__ACTIONS TO TAKE__.
• 1. According to the chicken linguine recipe, how much linguine is used?
• 2. Pick up the chicken linguine recipe after its last line and write what comes next.
DOCUMENT PASSAGE: Begin
Juicy Italian-seasoned chicken takes centre stage and tops tonight's creamy masterpiece! Rounding out the cast of characters are the garlicky cream sauce, chopped fresh tomatoes, spinach and caramelized onions...need we say more?
The quantities provided above are averages only.
Produced in a facility that processes milk, sesame, eggs, fish, shellfish, crustaceans, mustard, tree nuts, peanuts, wheat, soybean and sulphites.
2 unit
Chicken Breasts
170 g
Linguine
(Contains Wheat)
56 mL
Cream
(Contains Milk)
56 g
Baby Spinach
1 unit
Garlic, cloves
¼ cup
Parmesan Cheese, shredded
(Contains Milk)
½ unit
Yellow Onion
1 tbsp
Italian Seasoning
1 tbsp
Cream Sauce Spice Blend
(Contains Wheat)
6 tbsp
Sour Cream
(Contains Milk)
1 unit
Tomato
1 tsp
Garlic Salt
0.38 tsp
Salt*
2 tbsp
Unsalted Butter*
(Contains Milk)
DOCUMENT PASSAGE: End
SOURCE MATERIAL: Begin
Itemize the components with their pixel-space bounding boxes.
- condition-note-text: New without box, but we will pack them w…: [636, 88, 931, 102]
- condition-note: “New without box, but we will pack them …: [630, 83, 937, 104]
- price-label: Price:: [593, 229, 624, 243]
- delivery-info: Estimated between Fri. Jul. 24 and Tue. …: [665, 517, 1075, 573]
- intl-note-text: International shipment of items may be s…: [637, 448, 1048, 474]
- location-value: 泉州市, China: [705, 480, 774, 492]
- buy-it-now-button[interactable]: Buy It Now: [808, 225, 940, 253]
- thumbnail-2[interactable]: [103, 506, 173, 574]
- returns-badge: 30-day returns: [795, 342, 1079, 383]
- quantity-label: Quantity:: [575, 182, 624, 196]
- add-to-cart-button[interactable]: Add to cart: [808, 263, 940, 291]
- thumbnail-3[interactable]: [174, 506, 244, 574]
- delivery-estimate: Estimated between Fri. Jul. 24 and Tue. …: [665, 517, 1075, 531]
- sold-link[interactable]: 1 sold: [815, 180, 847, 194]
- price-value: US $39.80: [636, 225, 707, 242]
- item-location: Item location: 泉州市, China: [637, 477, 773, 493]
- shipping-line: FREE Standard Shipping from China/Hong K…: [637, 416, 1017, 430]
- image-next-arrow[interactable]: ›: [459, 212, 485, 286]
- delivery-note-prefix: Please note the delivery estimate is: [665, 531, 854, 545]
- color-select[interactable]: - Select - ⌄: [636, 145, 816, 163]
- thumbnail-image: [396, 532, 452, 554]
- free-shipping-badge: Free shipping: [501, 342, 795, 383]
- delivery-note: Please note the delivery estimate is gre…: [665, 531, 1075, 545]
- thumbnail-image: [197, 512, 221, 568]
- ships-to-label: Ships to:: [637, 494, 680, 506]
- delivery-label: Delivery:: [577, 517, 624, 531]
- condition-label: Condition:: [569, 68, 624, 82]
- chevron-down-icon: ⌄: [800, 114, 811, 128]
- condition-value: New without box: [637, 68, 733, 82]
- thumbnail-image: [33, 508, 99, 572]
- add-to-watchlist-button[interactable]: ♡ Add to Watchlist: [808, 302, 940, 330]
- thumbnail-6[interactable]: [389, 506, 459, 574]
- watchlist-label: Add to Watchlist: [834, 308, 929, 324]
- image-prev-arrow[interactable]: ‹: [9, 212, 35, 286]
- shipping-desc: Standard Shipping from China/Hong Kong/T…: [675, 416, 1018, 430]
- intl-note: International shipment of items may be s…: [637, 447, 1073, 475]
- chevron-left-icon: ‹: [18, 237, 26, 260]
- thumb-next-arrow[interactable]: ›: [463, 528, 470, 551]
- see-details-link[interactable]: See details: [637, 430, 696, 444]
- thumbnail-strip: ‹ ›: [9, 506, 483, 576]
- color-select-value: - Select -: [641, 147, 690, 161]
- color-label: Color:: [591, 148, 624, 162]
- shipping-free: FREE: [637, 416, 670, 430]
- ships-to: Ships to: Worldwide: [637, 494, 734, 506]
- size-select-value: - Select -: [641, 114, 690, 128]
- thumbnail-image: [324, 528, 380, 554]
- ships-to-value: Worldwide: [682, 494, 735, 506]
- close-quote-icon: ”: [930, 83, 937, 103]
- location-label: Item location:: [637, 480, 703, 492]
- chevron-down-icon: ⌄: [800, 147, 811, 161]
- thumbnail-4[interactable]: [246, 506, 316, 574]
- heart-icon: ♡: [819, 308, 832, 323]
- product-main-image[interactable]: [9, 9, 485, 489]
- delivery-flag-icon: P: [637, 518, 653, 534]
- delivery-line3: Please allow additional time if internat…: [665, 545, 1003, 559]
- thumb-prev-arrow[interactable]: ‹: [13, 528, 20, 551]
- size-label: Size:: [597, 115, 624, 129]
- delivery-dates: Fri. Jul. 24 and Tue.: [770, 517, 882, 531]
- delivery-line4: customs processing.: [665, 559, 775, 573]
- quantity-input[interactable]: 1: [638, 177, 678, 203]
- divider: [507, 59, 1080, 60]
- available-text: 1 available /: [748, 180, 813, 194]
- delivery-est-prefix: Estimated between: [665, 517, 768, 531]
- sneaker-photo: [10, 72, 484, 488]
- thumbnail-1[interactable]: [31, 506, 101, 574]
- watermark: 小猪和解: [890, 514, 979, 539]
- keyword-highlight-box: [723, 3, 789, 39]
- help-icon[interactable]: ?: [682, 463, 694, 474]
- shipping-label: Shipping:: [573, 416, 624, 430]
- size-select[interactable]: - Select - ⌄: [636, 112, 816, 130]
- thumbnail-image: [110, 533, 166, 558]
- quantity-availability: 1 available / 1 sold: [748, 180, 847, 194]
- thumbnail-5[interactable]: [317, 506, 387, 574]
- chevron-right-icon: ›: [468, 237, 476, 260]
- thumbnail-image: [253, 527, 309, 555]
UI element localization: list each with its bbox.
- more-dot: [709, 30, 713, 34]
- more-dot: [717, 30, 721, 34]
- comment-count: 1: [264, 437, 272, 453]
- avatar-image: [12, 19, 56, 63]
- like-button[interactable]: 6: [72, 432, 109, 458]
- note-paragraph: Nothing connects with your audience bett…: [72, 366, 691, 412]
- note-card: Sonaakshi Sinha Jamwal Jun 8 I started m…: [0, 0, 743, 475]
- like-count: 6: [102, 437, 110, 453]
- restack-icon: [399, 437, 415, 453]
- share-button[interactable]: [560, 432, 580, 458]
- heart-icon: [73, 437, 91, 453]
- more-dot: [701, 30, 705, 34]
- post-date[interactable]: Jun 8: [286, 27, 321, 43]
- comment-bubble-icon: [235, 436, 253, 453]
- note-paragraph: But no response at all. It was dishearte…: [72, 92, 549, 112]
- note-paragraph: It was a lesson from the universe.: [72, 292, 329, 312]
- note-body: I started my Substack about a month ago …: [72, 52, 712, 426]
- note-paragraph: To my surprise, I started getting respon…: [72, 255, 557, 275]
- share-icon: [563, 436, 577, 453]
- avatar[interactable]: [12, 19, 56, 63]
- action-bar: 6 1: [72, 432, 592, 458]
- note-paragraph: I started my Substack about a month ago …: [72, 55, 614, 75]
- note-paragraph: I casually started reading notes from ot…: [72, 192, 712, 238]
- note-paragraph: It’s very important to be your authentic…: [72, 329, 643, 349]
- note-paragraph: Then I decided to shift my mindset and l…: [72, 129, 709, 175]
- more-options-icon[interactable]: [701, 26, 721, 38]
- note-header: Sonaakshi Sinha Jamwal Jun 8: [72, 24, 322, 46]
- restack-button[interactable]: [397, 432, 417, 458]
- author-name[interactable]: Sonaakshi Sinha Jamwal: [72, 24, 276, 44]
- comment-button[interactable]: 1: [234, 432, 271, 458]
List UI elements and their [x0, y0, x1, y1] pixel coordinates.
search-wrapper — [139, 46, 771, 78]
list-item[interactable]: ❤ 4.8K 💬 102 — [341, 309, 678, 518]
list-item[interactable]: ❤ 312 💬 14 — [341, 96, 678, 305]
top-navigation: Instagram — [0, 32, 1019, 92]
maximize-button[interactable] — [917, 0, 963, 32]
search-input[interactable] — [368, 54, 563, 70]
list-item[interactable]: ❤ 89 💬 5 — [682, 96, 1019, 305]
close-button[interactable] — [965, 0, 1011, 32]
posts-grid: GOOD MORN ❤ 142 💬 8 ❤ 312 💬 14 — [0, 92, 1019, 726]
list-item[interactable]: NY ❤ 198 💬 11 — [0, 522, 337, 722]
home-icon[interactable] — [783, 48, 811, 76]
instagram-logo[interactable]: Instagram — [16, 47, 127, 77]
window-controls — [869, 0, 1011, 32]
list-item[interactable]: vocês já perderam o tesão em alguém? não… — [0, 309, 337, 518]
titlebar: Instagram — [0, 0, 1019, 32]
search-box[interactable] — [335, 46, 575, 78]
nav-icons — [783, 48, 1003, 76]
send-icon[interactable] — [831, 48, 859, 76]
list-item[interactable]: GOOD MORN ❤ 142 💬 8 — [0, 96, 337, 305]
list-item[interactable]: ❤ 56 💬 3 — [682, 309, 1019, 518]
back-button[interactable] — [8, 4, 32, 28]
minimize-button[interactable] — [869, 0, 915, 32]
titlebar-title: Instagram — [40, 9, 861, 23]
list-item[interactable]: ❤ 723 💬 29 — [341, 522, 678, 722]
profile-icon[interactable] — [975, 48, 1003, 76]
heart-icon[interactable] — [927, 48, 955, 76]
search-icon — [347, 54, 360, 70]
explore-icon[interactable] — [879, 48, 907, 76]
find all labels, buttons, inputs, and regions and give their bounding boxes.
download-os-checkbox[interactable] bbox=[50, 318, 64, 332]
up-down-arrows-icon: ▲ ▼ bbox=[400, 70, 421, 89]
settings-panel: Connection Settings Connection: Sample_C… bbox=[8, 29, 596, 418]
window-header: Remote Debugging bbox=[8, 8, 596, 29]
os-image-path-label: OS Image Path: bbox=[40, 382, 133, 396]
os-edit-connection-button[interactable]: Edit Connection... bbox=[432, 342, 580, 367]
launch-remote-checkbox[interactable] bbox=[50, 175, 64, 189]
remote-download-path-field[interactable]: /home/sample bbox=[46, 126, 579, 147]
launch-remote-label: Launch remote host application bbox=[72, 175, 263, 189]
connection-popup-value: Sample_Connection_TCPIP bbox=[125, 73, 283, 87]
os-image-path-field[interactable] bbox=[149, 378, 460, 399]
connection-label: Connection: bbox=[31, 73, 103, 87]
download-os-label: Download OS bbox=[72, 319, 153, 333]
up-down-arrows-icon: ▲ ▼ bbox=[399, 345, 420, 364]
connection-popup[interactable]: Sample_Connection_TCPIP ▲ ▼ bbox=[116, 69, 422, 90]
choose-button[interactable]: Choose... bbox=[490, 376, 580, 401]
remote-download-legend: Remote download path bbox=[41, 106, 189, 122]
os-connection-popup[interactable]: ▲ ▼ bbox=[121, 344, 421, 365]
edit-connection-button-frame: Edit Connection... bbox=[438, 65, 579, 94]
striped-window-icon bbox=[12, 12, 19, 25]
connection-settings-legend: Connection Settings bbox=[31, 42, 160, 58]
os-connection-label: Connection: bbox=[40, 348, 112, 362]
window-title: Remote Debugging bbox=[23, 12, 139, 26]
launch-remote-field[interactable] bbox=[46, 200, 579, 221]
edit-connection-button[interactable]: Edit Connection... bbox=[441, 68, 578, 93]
SOURCE MATERIAL: End
__ANSWERS FOR EACH ITEM__.
• 1. 170 g

• 2.
½ tbsp
Oil*
0.31 tsp
Pepper*
Before starting, preheat the oven to 450°F. Wash and dry all produce. Add 10 cups water and 2 tsp salt to a large pot (use same for 4 ppl). Cover and bring to a boil over high heat. Meanwhile, cut tomato into 1/4-inch pieces. Peel, then cut half the onion into 1/4-inch slices (whole onion for 4 ppl).Peel, then mince or grate garlic. Roughly chop spinach.
Pat chicken dry with paper towels. Season with half the Italian Seasoning, half the garlic salt and 1/4 tsp (1/2 tsp) pepper.Heat a large non-stick pan over medium-high heat. When the pan is hot, add 1/2 tbsp (1 tbsp) oil, then chicken. Cook until golden-brown, 1-2 min per side. (NOTE: Don't overcrowd the pan; cook in 2 batches if needed.)Transfer to an unlined baking sheet. Bake in the middle of the oven until cooked through, 12-14 min.**
Meanwhile, add linguine to the boiling water. Cook uncovered, stirring occasionally, until tender, 10-12 min.Reserve 1/2 cup (1 cup) pasta water, then drain.
Meanwhile, heat the same pan (from step 2) over medium. When the pan is hot, add 2 tbsp (4 tbsp) butter, then onions and garlic. Cook, stirring often, until onions soften, 3-4 min. Add spinach, tomato and remaining Italian Seasoning and remaining garlic salt. Cook, stirring often, until spinach wilts, 1-2 min.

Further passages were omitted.